Items listed in a dataset:
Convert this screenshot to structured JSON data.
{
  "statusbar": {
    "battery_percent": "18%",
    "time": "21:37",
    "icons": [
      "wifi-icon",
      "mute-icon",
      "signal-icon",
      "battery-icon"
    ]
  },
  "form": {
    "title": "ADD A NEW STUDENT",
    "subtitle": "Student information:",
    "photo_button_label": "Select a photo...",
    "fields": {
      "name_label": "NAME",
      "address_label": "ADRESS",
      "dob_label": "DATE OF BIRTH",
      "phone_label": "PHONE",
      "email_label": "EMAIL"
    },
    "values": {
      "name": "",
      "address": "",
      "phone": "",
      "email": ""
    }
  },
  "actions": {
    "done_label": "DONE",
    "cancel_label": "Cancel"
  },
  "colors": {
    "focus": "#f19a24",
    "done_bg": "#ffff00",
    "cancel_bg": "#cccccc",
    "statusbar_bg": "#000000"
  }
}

▶ _Short task_: Retype every entry word for word.

▶ _Task output_:
Convert this screenshot to structured JSON data.
{
  "statusbar": {
    "battery_percent": "18%",
    "time": "21:37",
    "icons": [
      "wifi-icon",
      "mute-icon",
      "signal-icon",
      "battery-icon"
    ]
  },
  "form": {
    "title": "ADD A NEW STUDENT",
    "subtitle": "Student information:",
    "photo_button_label": "Select a photo...",
    "fields": {
      "name_label": "NAME",
      "address_label": "ADRESS",
      "dob_label": "DATE OF BIRTH",
      "phone_label": "PHONE",
      "email_label": "EMAIL"
    },
    "values": {
      "name": "",
      "address": "",
      "phone": "",
      "email": ""
    }
  },
  "actions": {
    "done_label": "DONE",
    "cancel_label": "Cancel"
  },
  "colors": {
    "focus": "#f19a24",
    "done_bg": "#ffff00",
    "cancel_bg": "#cccccc",
    "statusbar_bg": "#000000"
  }
}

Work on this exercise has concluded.